- What you should do -
Copy out each line of the listing that has the word "Registry" in it.

- Records for the task -
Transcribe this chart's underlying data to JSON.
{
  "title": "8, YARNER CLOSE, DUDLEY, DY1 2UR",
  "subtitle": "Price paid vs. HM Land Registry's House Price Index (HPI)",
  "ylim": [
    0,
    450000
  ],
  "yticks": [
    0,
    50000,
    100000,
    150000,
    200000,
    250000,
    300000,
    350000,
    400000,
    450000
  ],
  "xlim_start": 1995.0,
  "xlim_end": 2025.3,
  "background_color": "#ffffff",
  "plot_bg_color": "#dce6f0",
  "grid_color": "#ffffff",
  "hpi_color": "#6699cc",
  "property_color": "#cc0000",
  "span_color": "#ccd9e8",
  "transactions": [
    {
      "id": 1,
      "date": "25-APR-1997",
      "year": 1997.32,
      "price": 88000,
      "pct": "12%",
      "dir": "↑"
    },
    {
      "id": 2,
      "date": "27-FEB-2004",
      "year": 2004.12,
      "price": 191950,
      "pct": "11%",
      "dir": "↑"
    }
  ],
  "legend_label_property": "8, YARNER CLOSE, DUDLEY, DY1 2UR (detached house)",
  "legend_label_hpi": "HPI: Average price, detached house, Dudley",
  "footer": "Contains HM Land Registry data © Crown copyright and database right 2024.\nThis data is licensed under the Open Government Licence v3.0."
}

- Final result -
  "subtitle": "Price paid vs. HM Land Registry's House Price Index (HPI)",
  "footer": "Contains HM Land Registry data © Crown copyright and database right 2024.\nThis data is licensed under the Open Government Licence v3.0."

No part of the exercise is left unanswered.